Records excerpted from a collection:
__________________________________________________
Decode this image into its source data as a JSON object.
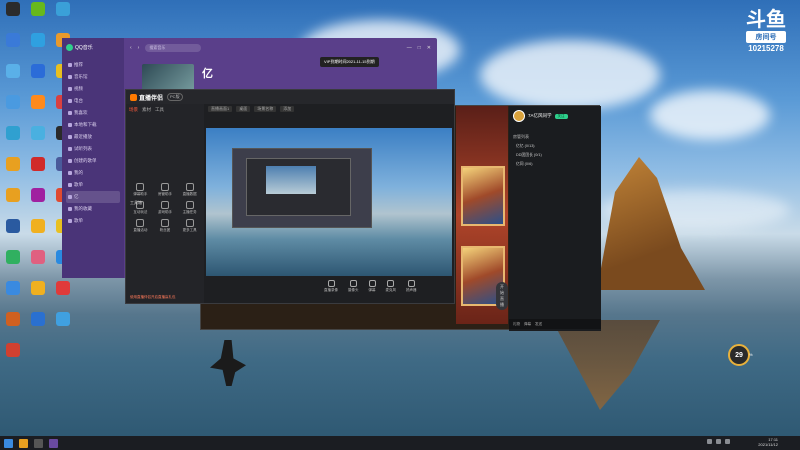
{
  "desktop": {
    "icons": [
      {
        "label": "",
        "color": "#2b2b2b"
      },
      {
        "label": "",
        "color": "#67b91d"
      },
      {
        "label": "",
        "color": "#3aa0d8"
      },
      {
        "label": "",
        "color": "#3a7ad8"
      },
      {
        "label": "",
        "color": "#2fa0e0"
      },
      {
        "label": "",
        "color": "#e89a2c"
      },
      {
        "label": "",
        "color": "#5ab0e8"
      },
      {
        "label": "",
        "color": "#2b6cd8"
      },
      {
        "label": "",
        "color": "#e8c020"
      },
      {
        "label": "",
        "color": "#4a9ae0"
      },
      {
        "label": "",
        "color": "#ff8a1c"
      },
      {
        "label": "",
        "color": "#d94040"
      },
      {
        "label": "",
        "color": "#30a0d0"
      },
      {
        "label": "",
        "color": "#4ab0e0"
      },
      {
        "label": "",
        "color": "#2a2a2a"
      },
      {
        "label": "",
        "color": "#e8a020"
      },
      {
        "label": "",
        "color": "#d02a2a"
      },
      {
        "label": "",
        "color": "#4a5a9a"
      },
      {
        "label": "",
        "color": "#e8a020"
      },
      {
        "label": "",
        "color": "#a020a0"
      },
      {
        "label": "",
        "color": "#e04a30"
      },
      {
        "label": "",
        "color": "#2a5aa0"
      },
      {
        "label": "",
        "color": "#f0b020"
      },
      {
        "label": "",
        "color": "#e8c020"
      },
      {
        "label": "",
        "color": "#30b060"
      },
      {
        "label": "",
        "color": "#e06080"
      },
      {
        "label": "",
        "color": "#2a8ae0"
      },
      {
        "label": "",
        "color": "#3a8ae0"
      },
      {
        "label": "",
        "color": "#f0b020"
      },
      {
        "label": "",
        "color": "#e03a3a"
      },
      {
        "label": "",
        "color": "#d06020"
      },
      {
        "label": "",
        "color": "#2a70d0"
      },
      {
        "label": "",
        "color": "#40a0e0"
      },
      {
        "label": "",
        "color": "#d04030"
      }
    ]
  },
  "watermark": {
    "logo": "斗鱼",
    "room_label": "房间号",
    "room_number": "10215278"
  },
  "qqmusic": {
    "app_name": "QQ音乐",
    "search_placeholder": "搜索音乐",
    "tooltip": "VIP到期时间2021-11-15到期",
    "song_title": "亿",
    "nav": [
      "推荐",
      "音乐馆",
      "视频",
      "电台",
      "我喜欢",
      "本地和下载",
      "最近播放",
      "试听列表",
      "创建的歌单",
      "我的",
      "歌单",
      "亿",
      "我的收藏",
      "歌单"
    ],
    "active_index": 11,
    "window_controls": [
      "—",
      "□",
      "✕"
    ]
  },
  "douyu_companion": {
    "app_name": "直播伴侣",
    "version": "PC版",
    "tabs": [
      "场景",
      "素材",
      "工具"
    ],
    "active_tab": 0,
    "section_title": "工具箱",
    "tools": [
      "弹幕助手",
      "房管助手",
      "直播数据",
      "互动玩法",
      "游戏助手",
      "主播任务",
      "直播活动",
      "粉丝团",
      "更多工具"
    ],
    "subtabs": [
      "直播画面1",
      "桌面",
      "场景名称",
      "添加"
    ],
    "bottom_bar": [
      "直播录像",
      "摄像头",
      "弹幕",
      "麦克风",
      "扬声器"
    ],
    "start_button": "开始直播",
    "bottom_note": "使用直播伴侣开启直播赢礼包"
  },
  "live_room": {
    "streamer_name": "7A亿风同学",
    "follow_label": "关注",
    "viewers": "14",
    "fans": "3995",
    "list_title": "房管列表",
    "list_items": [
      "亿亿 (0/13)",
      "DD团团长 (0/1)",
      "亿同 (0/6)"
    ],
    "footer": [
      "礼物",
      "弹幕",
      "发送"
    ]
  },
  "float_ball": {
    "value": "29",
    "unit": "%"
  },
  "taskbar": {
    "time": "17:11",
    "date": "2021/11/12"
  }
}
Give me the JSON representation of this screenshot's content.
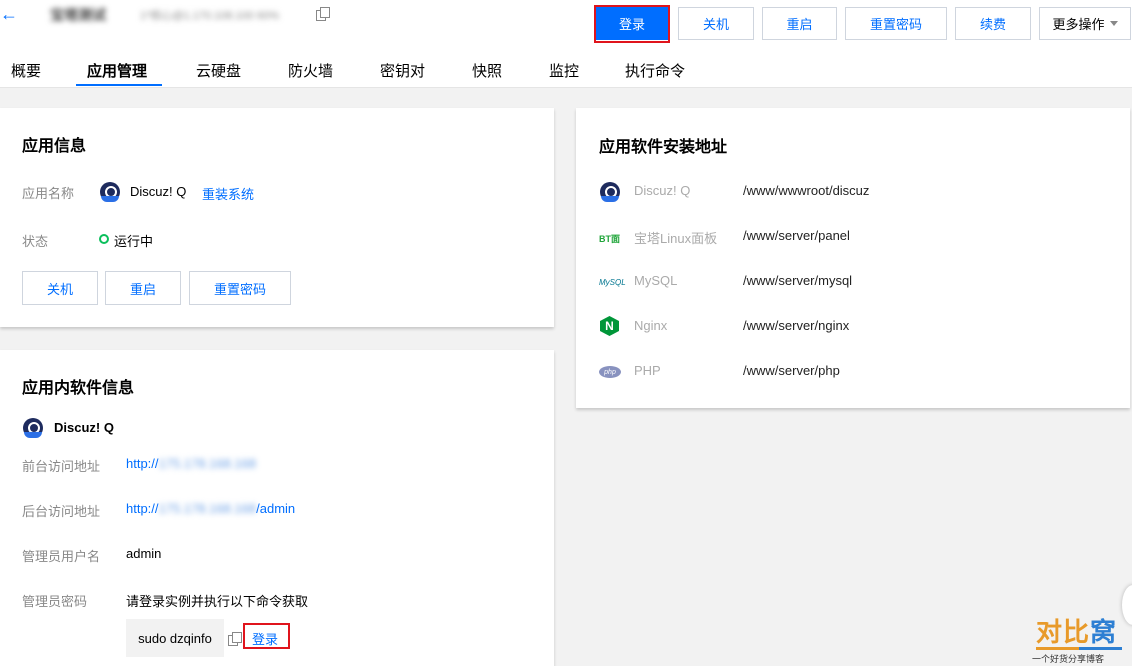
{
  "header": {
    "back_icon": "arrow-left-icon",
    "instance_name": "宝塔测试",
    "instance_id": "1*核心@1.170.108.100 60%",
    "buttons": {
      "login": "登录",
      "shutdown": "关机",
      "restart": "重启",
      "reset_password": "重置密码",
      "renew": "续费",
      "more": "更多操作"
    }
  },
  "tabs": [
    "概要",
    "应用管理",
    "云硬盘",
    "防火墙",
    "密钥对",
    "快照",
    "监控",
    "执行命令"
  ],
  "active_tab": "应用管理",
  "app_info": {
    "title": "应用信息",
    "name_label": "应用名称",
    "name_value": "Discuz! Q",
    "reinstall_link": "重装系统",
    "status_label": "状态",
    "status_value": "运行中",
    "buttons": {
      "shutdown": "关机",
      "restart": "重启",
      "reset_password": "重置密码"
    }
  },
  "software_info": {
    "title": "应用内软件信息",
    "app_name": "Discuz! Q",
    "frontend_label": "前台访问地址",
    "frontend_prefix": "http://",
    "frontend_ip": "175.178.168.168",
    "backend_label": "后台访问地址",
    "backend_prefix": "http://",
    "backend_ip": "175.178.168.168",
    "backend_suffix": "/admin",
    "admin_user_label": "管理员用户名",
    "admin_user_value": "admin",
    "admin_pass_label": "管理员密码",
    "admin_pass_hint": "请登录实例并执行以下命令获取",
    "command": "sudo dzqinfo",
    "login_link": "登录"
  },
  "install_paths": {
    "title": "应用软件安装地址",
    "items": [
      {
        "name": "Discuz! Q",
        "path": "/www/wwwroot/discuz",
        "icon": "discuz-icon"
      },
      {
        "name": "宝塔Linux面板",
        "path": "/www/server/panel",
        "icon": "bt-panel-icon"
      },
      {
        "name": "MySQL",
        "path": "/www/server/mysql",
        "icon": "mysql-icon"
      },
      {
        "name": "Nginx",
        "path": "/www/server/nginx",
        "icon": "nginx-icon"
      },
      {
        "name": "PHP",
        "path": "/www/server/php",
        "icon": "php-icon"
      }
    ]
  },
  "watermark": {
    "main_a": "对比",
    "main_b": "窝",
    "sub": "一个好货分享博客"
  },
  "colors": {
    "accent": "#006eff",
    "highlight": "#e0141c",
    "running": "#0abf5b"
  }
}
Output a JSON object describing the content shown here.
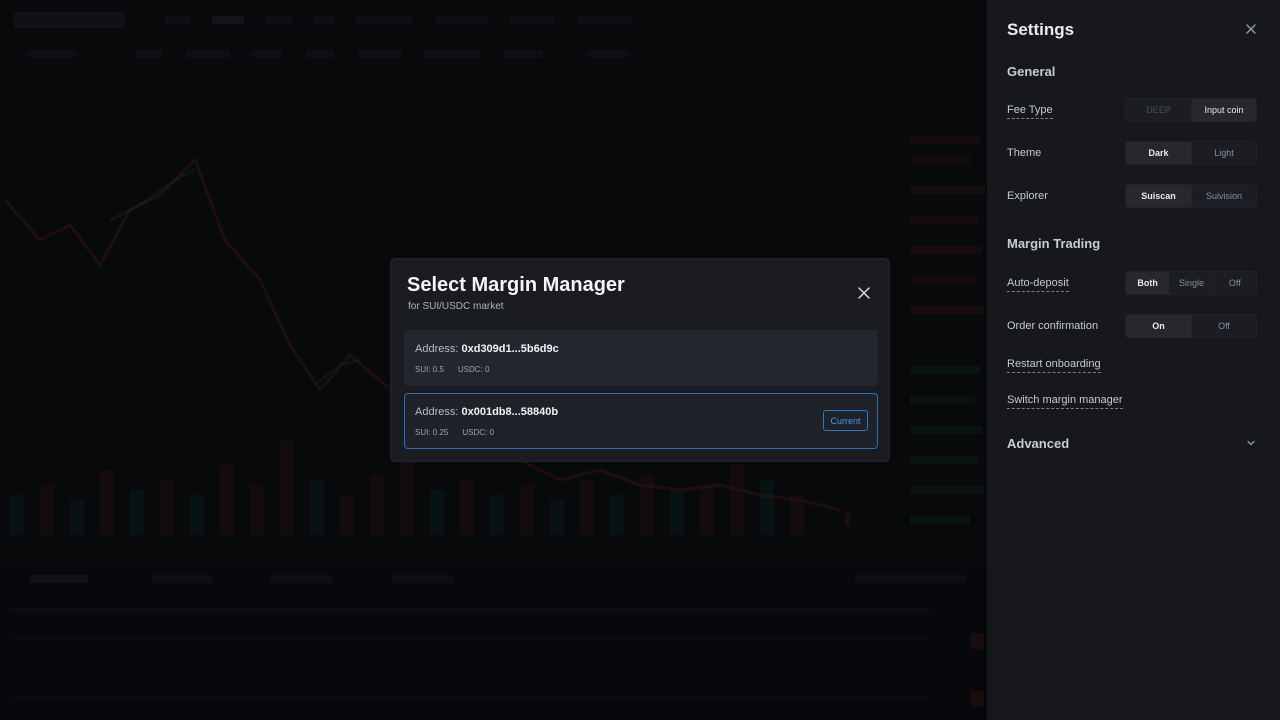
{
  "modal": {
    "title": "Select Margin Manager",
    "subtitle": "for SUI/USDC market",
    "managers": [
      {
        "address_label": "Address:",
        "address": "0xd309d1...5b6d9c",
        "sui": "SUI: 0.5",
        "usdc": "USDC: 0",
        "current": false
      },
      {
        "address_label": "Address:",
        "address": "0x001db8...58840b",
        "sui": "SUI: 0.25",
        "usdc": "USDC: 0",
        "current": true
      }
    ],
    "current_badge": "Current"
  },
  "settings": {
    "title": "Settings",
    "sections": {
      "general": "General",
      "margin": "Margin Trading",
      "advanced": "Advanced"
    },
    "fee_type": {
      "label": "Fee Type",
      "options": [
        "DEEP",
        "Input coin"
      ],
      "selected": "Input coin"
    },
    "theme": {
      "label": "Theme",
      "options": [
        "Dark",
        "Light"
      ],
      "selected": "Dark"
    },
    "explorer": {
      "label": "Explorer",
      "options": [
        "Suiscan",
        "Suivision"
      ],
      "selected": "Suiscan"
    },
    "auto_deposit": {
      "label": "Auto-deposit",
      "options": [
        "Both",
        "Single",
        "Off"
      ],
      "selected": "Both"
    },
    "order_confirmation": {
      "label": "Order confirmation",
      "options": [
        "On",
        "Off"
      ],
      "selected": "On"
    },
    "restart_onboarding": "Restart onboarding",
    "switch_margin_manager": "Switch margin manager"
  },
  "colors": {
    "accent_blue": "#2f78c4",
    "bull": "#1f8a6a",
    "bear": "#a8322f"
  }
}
__________________________________________________
Objective ->
Write out the material above again, word for word, minus its pictures.

Completed task ->
Decode this image into its source data as a JSON object.
{
  "desktop": {
    "icons": [
      {
        "label": "",
        "color": "#2b2b2b"
      },
      {
        "label": "",
        "color": "#67b91d"
      },
      {
        "label": "",
        "color": "#3aa0d8"
      },
      {
        "label": "",
        "color": "#3a7ad8"
      },
      {
        "label": "",
        "color": "#2fa0e0"
      },
      {
        "label": "",
        "color": "#e89a2c"
      },
      {
        "label": "",
        "color": "#5ab0e8"
      },
      {
        "label": "",
        "color": "#2b6cd8"
      },
      {
        "label": "",
        "color": "#e8c020"
      },
      {
        "label": "",
        "color": "#4a9ae0"
      },
      {
        "label": "",
        "color": "#ff8a1c"
      },
      {
        "label": "",
        "color": "#d94040"
      },
      {
        "label": "",
        "color": "#30a0d0"
      },
      {
        "label": "",
        "color": "#4ab0e0"
      },
      {
        "label": "",
        "color": "#2a2a2a"
      },
      {
        "label": "",
        "color": "#e8a020"
      },
      {
        "label": "",
        "color": "#d02a2a"
      },
      {
        "label": "",
        "color": "#4a5a9a"
      },
      {
        "label": "",
        "color": "#e8a020"
      },
      {
        "label": "",
        "color": "#a020a0"
      },
      {
        "label": "",
        "color": "#e04a30"
      },
      {
        "label": "",
        "color": "#2a5aa0"
      },
      {
        "label": "",
        "color": "#f0b020"
      },
      {
        "label": "",
        "color": "#e8c020"
      },
      {
        "label": "",
        "color": "#30b060"
      },
      {
        "label": "",
        "color": "#e06080"
      },
      {
        "label": "",
        "color": "#2a8ae0"
      },
      {
        "label": "",
        "color": "#3a8ae0"
      },
      {
        "label": "",
        "color": "#f0b020"
      },
      {
        "label": "",
        "color": "#e03a3a"
      },
      {
        "label": "",
        "color": "#d06020"
      },
      {
        "label": "",
        "color": "#2a70d0"
      },
      {
        "label": "",
        "color": "#40a0e0"
      },
      {
        "label": "",
        "color": "#d04030"
      }
    ]
  },
  "watermark": {
    "logo": "斗鱼",
    "room_label": "房间号",
    "room_number": "10215278"
  },
  "qqmusic": {
    "app_name": "QQ音乐",
    "search_placeholder": "搜索音乐",
    "tooltip": "VIP到期时间2021-11-15到期",
    "song_title": "亿",
    "nav": [
      "推荐",
      "音乐馆",
      "视频",
      "电台",
      "我喜欢",
      "本地和下载",
      "最近播放",
      "试听列表",
      "创建的歌单",
      "我的",
      "歌单",
      "亿",
      "我的收藏",
      "歌单"
    ],
    "active_index": 11,
    "window_controls": [
      "—",
      "□",
      "✕"
    ]
  },
  "douyu_companion": {
    "app_name": "直播伴侣",
    "version": "PC版",
    "tabs": [
      "场景",
      "素材",
      "工具"
    ],
    "active_tab": 0,
    "section_title": "工具箱",
    "tools": [
      "弹幕助手",
      "房管助手",
      "直播数据",
      "互动玩法",
      "游戏助手",
      "主播任务",
      "直播活动",
      "粉丝团",
      "更多工具"
    ],
    "subtabs": [
      "直播画面1",
      "桌面",
      "场景名称",
      "添加"
    ],
    "bottom_bar": [
      "直播录像",
      "摄像头",
      "弹幕",
      "麦克风",
      "扬声器"
    ],
    "start_button": "开始直播",
    "bottom_note": "使用直播伴侣开启直播赢礼包"
  },
  "live_room": {
    "streamer_name": "7A亿风同学",
    "follow_label": "关注",
    "viewers": "14",
    "fans": "3995",
    "list_title": "房管列表",
    "list_items": [
      "亿亿 (0/13)",
      "DD团团长 (0/1)",
      "亿同 (0/6)"
    ],
    "footer": [
      "礼物",
      "弹幕",
      "发送"
    ]
  },
  "float_ball": {
    "value": "29",
    "unit": "%"
  },
  "taskbar": {
    "time": "17:11",
    "date": "2021/11/12"
  }
}
Give me the JSON representation of this screenshot's content.
{
  "header": {
    "back_icon": "arrow-left-icon",
    "instance_name": "宝塔测试",
    "instance_id": "1*核心@1.170.108.100 60%",
    "buttons": {
      "login": "登录",
      "shutdown": "关机",
      "restart": "重启",
      "reset_password": "重置密码",
      "renew": "续费",
      "more": "更多操作"
    }
  },
  "tabs": [
    "概要",
    "应用管理",
    "云硬盘",
    "防火墙",
    "密钥对",
    "快照",
    "监控",
    "执行命令"
  ],
  "active_tab": "应用管理",
  "app_info": {
    "title": "应用信息",
    "name_label": "应用名称",
    "name_value": "Discuz! Q",
    "reinstall_link": "重装系统",
    "status_label": "状态",
    "status_value": "运行中",
    "buttons": {
      "shutdown": "关机",
      "restart": "重启",
      "reset_password": "重置密码"
    }
  },
  "software_info": {
    "title": "应用内软件信息",
    "app_name": "Discuz! Q",
    "frontend_label": "前台访问地址",
    "frontend_prefix": "http://",
    "frontend_ip": "175.178.168.168",
    "backend_label": "后台访问地址",
    "backend_prefix": "http://",
    "backend_ip": "175.178.168.168",
    "backend_suffix": "/admin",
    "admin_user_label": "管理员用户名",
    "admin_user_value": "admin",
    "admin_pass_label": "管理员密码",
    "admin_pass_hint": "请登录实例并执行以下命令获取",
    "command": "sudo dzqinfo",
    "login_link": "登录"
  },
  "install_paths": {
    "title": "应用软件安装地址",
    "items": [
      {
        "name": "Discuz! Q",
        "path": "/www/wwwroot/discuz",
        "icon": "discuz-icon"
      },
      {
        "name": "宝塔Linux面板",
        "path": "/www/server/panel",
        "icon": "bt-panel-icon"
      },
      {
        "name": "MySQL",
        "path": "/www/server/mysql",
        "icon": "mysql-icon"
      },
      {
        "name": "Nginx",
        "path": "/www/server/nginx",
        "icon": "nginx-icon"
      },
      {
        "name": "PHP",
        "path": "/www/server/php",
        "icon": "php-icon"
      }
    ]
  },
  "watermark": {
    "main_a": "对比",
    "main_b": "窝",
    "sub": "一个好货分享博客"
  },
  "colors": {
    "accent": "#006eff",
    "highlight": "#e0141c",
    "running": "#0abf5b"
  }
}
Output a JSON object describing the content shown here.
{
  "modal": {
    "title": "Select Margin Manager",
    "subtitle": "for SUI/USDC market",
    "managers": [
      {
        "address_label": "Address:",
        "address": "0xd309d1...5b6d9c",
        "sui": "SUI: 0.5",
        "usdc": "USDC: 0",
        "current": false
      },
      {
        "address_label": "Address:",
        "address": "0x001db8...58840b",
        "sui": "SUI: 0.25",
        "usdc": "USDC: 0",
        "current": true
      }
    ],
    "current_badge": "Current"
  },
  "settings": {
    "title": "Settings",
    "sections": {
      "general": "General",
      "margin": "Margin Trading",
      "advanced": "Advanced"
    },
    "fee_type": {
      "label": "Fee Type",
      "options": [
        "DEEP",
        "Input coin"
      ],
      "selected": "Input coin"
    },
    "theme": {
      "label": "Theme",
      "options": [
        "Dark",
        "Light"
      ],
      "selected": "Dark"
    },
    "explorer": {
      "label": "Explorer",
      "options": [
        "Suiscan",
        "Suivision"
      ],
      "selected": "Suiscan"
    },
    "auto_deposit": {
      "label": "Auto-deposit",
      "options": [
        "Both",
        "Single",
        "Off"
      ],
      "selected": "Both"
    },
    "order_confirmation": {
      "label": "Order confirmation",
      "options": [
        "On",
        "Off"
      ],
      "selected": "On"
    },
    "restart_onboarding": "Restart onboarding",
    "switch_margin_manager": "Switch margin manager"
  },
  "colors": {
    "accent_blue": "#2f78c4",
    "bull": "#1f8a6a",
    "bear": "#a8322f"
  }
}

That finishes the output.